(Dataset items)
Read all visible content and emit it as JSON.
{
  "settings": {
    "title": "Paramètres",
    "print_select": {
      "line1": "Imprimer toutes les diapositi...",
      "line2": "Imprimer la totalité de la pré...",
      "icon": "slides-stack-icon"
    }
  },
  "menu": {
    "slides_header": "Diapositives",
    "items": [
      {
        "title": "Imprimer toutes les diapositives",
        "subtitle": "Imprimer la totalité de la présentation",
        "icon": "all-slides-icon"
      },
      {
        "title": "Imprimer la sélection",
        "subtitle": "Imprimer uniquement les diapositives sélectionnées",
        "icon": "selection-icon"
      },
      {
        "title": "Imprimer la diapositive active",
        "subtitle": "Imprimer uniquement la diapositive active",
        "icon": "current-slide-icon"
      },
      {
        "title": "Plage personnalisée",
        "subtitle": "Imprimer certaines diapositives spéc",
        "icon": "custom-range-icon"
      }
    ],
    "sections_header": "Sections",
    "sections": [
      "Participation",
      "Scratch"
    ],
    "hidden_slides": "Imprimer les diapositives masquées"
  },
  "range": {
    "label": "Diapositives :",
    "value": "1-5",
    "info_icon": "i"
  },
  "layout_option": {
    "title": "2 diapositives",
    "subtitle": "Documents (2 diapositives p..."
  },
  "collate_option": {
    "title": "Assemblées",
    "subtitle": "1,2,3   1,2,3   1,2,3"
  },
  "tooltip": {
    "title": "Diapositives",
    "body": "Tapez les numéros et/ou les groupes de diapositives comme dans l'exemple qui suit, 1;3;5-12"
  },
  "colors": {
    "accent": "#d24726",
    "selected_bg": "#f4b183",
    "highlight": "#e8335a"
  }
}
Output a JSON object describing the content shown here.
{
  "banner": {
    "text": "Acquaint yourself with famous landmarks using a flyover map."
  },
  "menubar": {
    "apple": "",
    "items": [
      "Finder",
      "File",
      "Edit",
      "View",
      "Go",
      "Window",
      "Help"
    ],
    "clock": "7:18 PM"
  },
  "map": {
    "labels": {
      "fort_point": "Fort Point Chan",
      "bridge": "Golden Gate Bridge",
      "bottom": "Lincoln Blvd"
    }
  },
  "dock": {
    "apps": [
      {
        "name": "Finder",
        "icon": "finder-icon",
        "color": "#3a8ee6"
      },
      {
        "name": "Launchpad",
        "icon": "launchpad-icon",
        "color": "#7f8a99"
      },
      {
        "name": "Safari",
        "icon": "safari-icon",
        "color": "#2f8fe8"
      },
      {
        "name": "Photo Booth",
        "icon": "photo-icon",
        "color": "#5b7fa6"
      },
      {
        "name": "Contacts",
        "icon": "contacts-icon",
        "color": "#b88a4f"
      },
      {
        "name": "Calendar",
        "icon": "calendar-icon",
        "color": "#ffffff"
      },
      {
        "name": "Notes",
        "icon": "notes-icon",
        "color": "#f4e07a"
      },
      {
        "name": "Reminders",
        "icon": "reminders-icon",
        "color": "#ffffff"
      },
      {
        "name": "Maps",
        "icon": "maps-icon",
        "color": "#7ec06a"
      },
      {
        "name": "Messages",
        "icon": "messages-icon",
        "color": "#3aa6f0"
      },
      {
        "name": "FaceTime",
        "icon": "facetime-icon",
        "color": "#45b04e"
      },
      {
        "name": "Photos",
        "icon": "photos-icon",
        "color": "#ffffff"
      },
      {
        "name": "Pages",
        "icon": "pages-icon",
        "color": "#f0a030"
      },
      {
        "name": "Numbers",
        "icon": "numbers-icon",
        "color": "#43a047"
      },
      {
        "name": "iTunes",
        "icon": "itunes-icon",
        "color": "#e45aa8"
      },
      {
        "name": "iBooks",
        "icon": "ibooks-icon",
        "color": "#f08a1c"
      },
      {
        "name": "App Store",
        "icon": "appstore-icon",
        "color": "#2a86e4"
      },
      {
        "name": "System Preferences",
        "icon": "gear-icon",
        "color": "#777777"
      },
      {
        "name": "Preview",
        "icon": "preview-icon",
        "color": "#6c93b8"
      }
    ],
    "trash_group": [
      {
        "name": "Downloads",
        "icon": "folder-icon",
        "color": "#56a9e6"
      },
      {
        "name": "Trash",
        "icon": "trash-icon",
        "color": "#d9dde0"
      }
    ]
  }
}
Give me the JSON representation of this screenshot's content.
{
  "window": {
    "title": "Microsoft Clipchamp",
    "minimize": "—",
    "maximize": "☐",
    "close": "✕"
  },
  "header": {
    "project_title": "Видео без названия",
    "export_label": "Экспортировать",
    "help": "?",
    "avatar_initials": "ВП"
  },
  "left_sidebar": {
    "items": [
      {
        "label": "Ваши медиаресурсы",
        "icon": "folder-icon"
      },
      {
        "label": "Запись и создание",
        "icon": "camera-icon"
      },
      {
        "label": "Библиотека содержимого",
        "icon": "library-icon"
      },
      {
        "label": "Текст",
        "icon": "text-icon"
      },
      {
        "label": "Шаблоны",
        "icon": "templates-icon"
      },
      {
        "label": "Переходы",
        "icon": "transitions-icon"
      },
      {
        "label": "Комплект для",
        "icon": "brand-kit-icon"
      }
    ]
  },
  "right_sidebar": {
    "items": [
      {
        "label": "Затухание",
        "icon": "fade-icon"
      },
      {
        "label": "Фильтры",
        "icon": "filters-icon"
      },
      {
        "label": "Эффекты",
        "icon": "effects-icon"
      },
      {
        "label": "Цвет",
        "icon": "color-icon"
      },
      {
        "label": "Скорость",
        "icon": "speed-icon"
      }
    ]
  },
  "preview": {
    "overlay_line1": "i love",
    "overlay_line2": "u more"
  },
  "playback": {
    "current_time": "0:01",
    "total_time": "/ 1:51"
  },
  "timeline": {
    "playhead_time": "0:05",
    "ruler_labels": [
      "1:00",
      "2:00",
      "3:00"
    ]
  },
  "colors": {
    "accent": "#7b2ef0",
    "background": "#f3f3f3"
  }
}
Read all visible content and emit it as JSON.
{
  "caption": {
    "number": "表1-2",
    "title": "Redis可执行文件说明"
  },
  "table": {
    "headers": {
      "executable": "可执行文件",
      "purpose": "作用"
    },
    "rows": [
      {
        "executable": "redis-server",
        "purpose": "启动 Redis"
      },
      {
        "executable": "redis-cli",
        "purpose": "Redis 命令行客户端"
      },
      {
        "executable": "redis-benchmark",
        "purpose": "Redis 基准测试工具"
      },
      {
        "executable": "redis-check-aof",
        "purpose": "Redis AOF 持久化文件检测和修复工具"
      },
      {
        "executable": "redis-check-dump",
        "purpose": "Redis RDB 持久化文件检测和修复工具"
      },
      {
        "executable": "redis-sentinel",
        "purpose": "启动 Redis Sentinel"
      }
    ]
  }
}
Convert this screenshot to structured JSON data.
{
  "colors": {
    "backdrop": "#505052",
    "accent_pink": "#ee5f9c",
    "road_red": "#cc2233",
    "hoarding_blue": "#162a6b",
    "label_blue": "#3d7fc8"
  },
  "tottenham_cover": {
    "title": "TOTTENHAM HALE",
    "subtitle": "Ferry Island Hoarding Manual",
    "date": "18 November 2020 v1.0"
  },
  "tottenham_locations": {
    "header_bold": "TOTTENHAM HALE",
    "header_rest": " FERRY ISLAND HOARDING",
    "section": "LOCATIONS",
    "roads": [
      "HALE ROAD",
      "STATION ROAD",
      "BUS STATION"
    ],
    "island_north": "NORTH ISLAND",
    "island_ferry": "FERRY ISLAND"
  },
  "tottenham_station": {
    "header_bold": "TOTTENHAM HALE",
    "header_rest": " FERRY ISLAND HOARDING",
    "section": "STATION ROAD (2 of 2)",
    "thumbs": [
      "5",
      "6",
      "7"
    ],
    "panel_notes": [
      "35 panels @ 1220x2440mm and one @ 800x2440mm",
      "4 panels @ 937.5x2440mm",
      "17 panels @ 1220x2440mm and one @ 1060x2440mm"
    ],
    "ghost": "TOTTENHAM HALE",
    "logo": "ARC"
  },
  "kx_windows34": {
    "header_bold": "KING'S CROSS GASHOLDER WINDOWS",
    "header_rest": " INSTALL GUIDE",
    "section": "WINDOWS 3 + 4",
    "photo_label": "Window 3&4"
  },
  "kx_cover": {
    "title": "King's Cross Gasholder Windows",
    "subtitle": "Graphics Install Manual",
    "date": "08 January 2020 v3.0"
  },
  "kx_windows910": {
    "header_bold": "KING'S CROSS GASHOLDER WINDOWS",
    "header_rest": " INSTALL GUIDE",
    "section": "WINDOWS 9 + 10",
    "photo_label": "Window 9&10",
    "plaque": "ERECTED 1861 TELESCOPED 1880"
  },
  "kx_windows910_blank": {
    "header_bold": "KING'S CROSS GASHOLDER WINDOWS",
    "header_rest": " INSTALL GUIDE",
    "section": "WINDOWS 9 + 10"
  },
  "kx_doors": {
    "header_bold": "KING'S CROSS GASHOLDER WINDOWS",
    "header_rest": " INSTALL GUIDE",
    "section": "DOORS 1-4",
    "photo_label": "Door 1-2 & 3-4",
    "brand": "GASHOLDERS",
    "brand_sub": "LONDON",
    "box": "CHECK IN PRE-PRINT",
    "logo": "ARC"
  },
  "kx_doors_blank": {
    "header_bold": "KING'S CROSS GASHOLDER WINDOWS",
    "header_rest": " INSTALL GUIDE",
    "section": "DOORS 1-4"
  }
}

What the task asks:
What is the number of lines in the records that contain the string "totalité"? Give only that number.

Response to the task:
2